___ AVAILABLE DATA

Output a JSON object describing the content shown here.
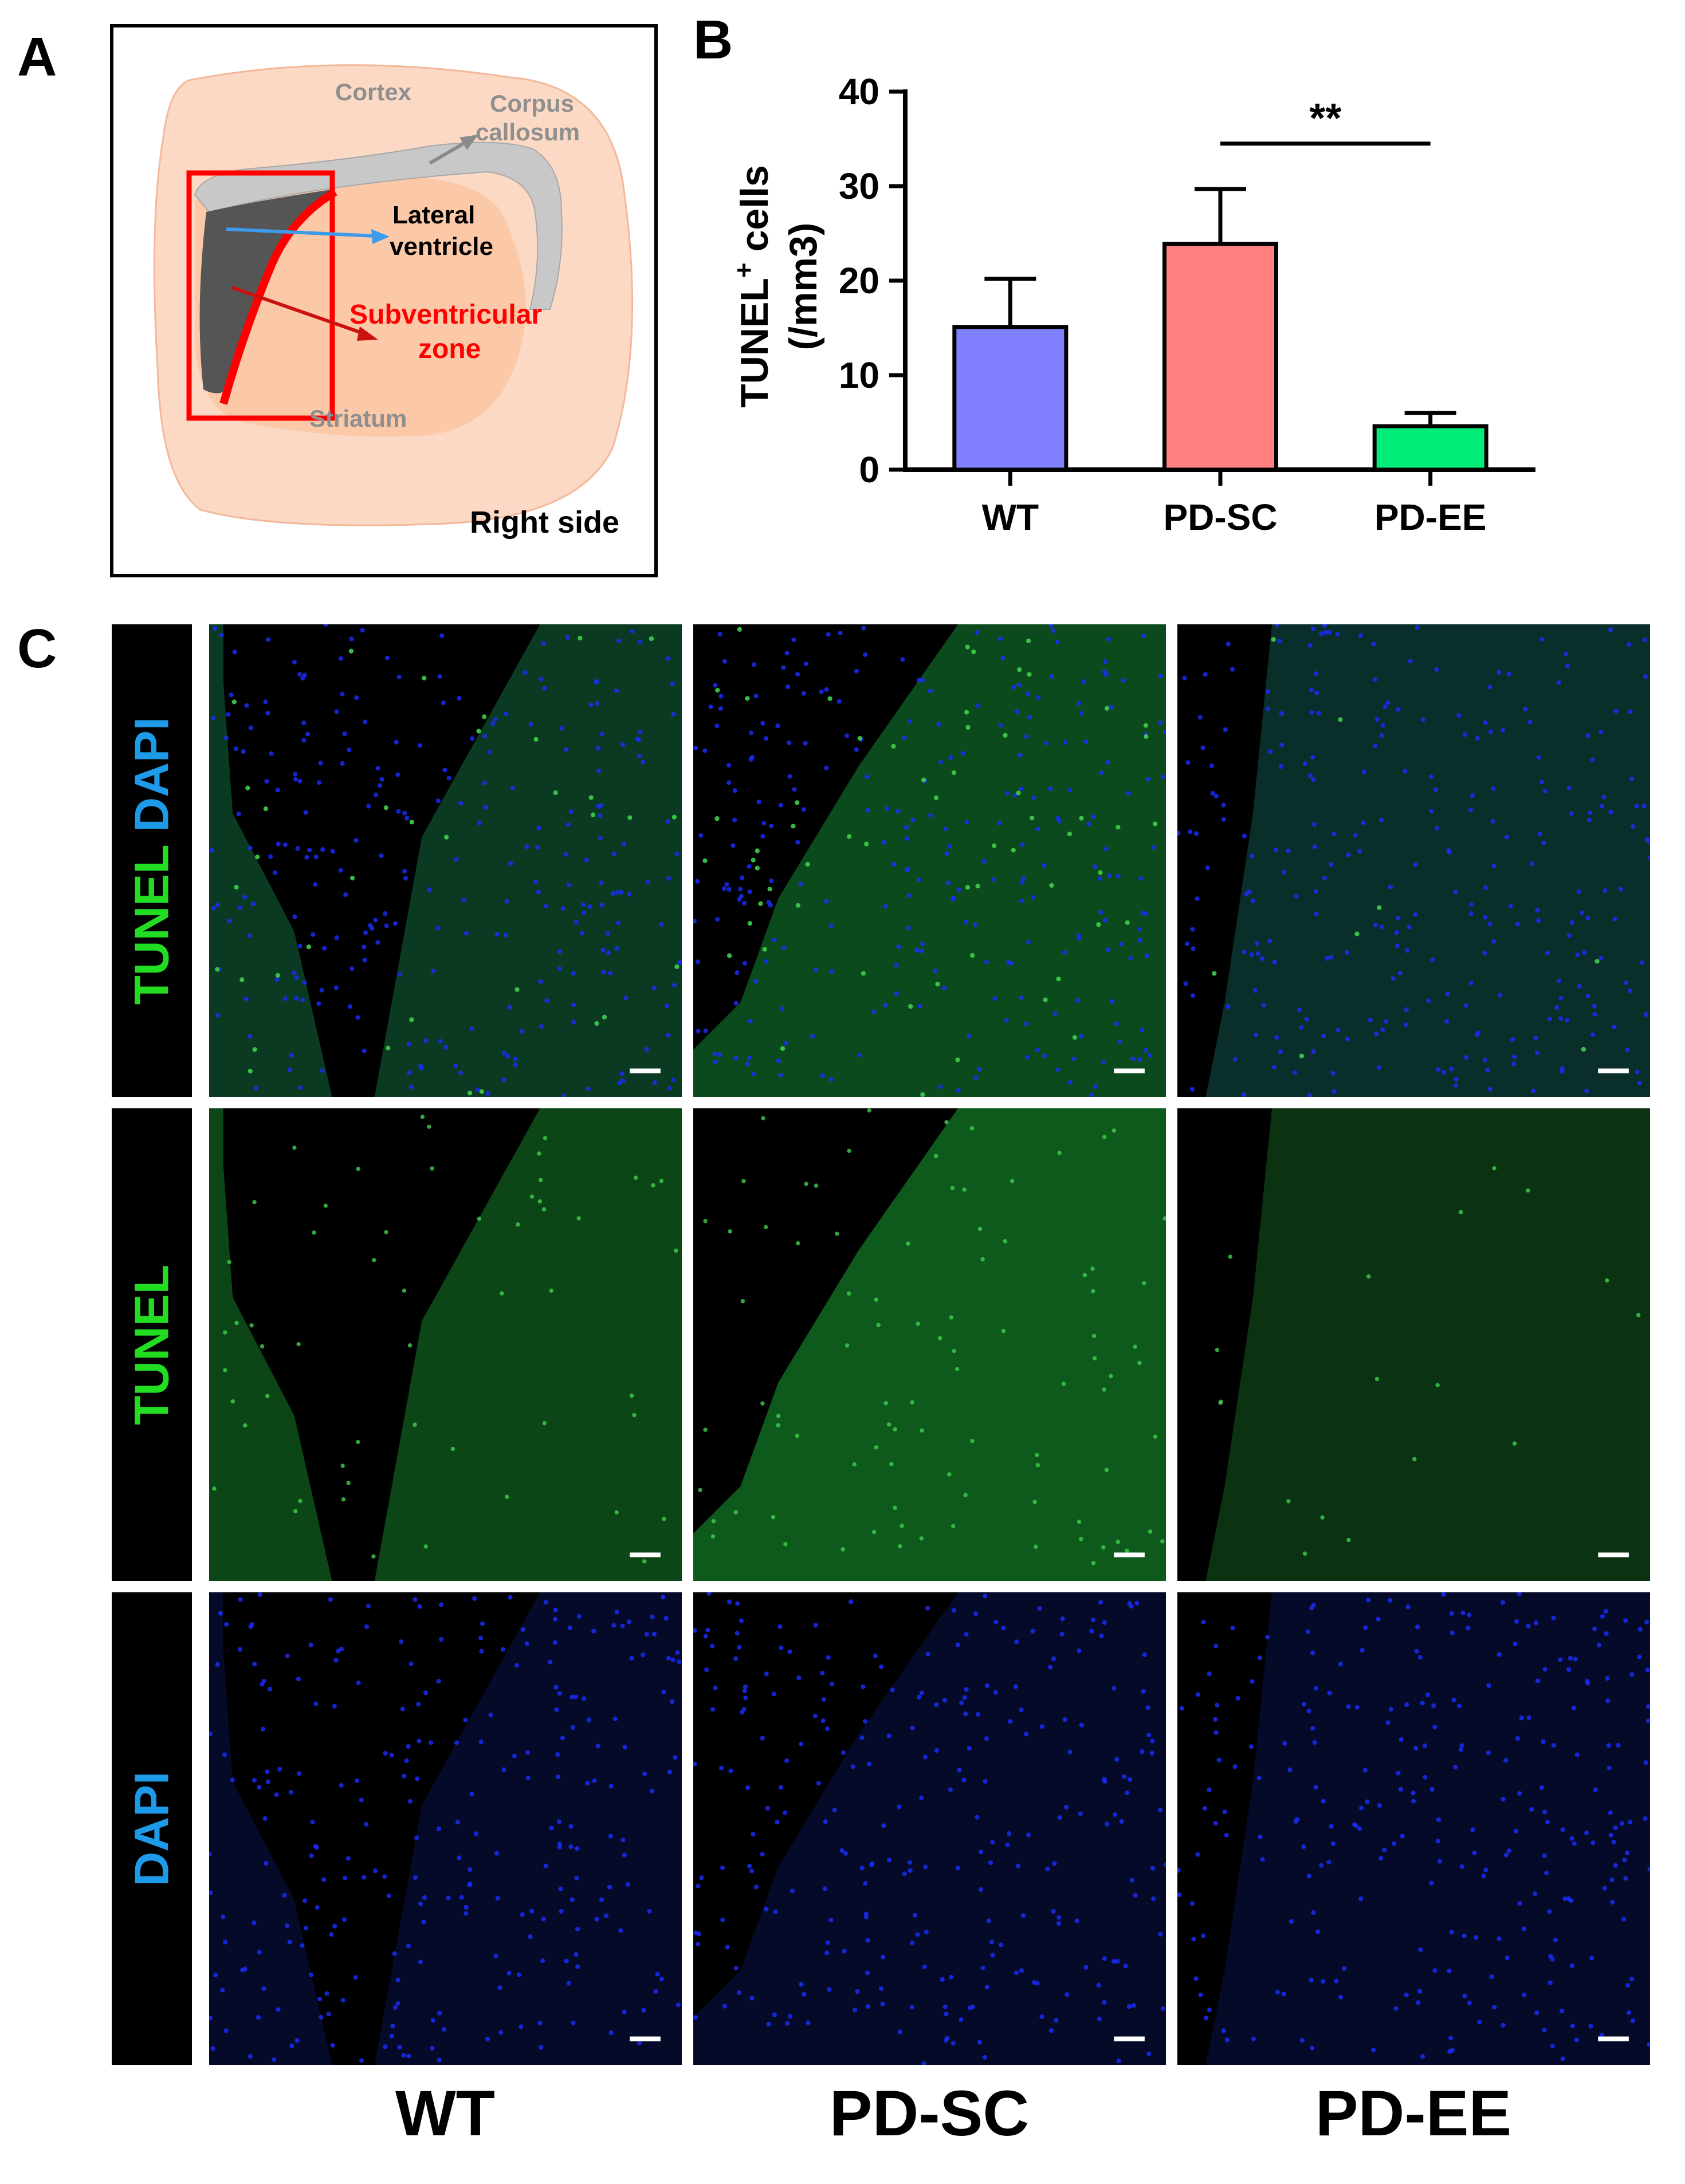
{
  "panels": {
    "a": "A",
    "b": "B",
    "c": "C"
  },
  "diagram": {
    "cortex": "Cortex",
    "corpus_callosum_1": "Corpus",
    "corpus_callosum_2": "callosum",
    "lateral_ventricle_1": "Lateral",
    "lateral_ventricle_2": "ventricle",
    "svz_1": "Subventricular",
    "svz_2": "zone",
    "striatum": "Striatum",
    "side": "Right side",
    "colors": {
      "brain": "#fcd9c4",
      "striatum": "#fbc9a8",
      "corpus": "#c8c8c8",
      "ventricle": "#555555",
      "svz": "#ff0000",
      "arrow_blue": "#3d9be9",
      "arrow_gray": "#8a8a8a"
    }
  },
  "chart_data": {
    "type": "bar",
    "categories": [
      "WT",
      "PD-SC",
      "PD-EE"
    ],
    "values": [
      15.1,
      23.9,
      4.6
    ],
    "errors": [
      5.1,
      5.8,
      1.4
    ],
    "colors": [
      "#8080ff",
      "#ff8080",
      "#00ee77"
    ],
    "ylabel_main": "TUNEL",
    "ylabel_sup": "+",
    "ylabel_rest": " cells",
    "ylabel_unit": "(/mm3)",
    "ylim": [
      0,
      40
    ],
    "yticks": [
      0,
      10,
      20,
      30,
      40
    ],
    "significance": {
      "between": [
        "PD-SC",
        "PD-EE"
      ],
      "label": "**"
    }
  },
  "micrographs": {
    "row_labels": [
      {
        "parts": [
          "TUNEL",
          " DAPI"
        ],
        "colors": [
          "#22dd22",
          "#1e9be8"
        ]
      },
      {
        "parts": [
          "TUNEL"
        ],
        "colors": [
          "#22dd22"
        ]
      },
      {
        "parts": [
          "DAPI"
        ],
        "colors": [
          "#1e9be8"
        ]
      }
    ],
    "columns": [
      "WT",
      "PD-SC",
      "PD-EE"
    ]
  }
}
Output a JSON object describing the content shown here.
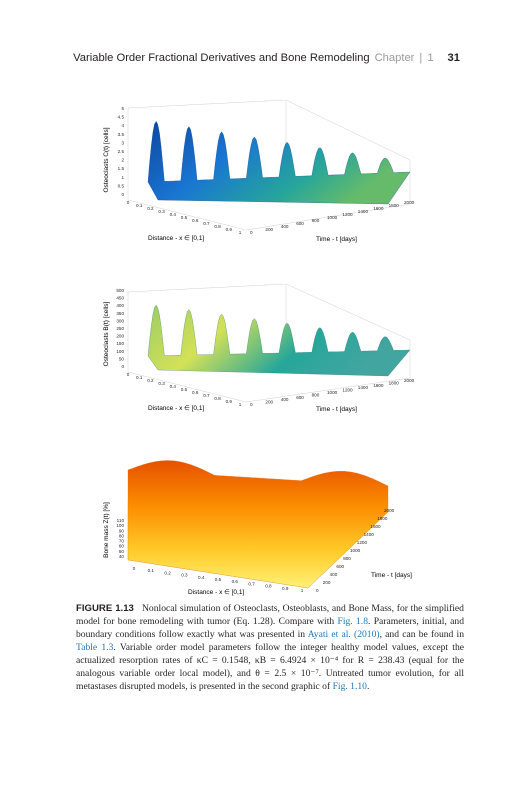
{
  "header": {
    "title": "Variable Order Fractional Derivatives and Bone Remodeling",
    "chapter_label": "Chapter",
    "separator": "|",
    "chapter_number": "1",
    "page_number": "31"
  },
  "figures": [
    {
      "zlabel": "Osteoclasts C(t) [cells]",
      "xlabel": "Distance - x ∈ [0,1]",
      "ylabel": "Time - t [days]",
      "z_ticks": [
        "0",
        "0.5",
        "1",
        "1.5",
        "2",
        "2.5",
        "3",
        "3.5",
        "4",
        "4.5",
        "5"
      ],
      "x_ticks": [
        "0",
        "0.1",
        "0.2",
        "0.3",
        "0.4",
        "0.5",
        "0.6",
        "0.7",
        "0.8",
        "0.9",
        "1"
      ],
      "t_ticks": [
        "0",
        "200",
        "400",
        "600",
        "800",
        "1000",
        "1200",
        "1400",
        "1600",
        "1800",
        "2000"
      ]
    },
    {
      "zlabel": "Osteoclasts B(t) [cells]",
      "xlabel": "Distance - x ∈ [0,1]",
      "ylabel": "Time - t [days]",
      "z_ticks": [
        "0",
        "50",
        "100",
        "150",
        "200",
        "250",
        "300",
        "350",
        "400",
        "450",
        "500"
      ],
      "x_ticks": [
        "0",
        "0.1",
        "0.2",
        "0.3",
        "0.4",
        "0.5",
        "0.6",
        "0.7",
        "0.8",
        "0.9",
        "1"
      ],
      "t_ticks": [
        "0",
        "200",
        "400",
        "600",
        "800",
        "1000",
        "1200",
        "1400",
        "1600",
        "1800",
        "2000"
      ]
    },
    {
      "zlabel": "Bone mass Z(t) [%]",
      "xlabel": "Distance - x ∈ [0,1]",
      "ylabel": "Time - t [days]",
      "z_ticks": [
        "40",
        "50",
        "60",
        "70",
        "80",
        "90",
        "100",
        "110"
      ],
      "x_ticks": [
        "0",
        "0.1",
        "0.2",
        "0.3",
        "0.4",
        "0.5",
        "0.6",
        "0.7",
        "0.8",
        "0.9",
        "1"
      ],
      "t_ticks": [
        "0",
        "200",
        "400",
        "600",
        "800",
        "1000",
        "1200",
        "1400",
        "1600",
        "1800",
        "2000"
      ]
    }
  ],
  "caption": {
    "label": "FIGURE 1.13",
    "text_1": "Nonlocal simulation of Osteoclasts, Osteoblasts, and Bone Mass, for the simplified model for bone remodeling with tumor (Eq. 1.28). Compare with ",
    "link_1": "Fig. 1.8",
    "text_2": ". Parameters, initial, and boundary conditions follow exactly what was presented in ",
    "link_2": "Ayati et al. (2010)",
    "text_3": ", and can be found in ",
    "link_3": "Table 1.3",
    "text_4": ". Variable order model parameters follow the integer healthy model values, except the actualized resorption rates of κC = 0.1548, κB = 6.4924 × 10⁻⁴ for R = 238.43 (equal for the analogous variable order local model), and θ = 2.5 × 10⁻⁷. Untreated tumor evolution, for all metastases disrupted models, is presented in the second graphic of ",
    "link_4": "Fig. 1.10",
    "text_5": "."
  },
  "colors": {
    "link": "#1f77b4",
    "gray": "#9a9a9a",
    "text": "#231f20"
  }
}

______

Return all lines above that mention the word "Bone".

    "title": "Variable Order Fractional Derivatives and Bone Remodeling",
      "zlabel": "Bone mass Z(t) [%]",
    "text_1": "Nonlocal simulation of Osteoclasts, Osteoblasts, and Bone Mass, for the simplified model for bone remodeling with tumor (Eq. 1.28). Compare with ",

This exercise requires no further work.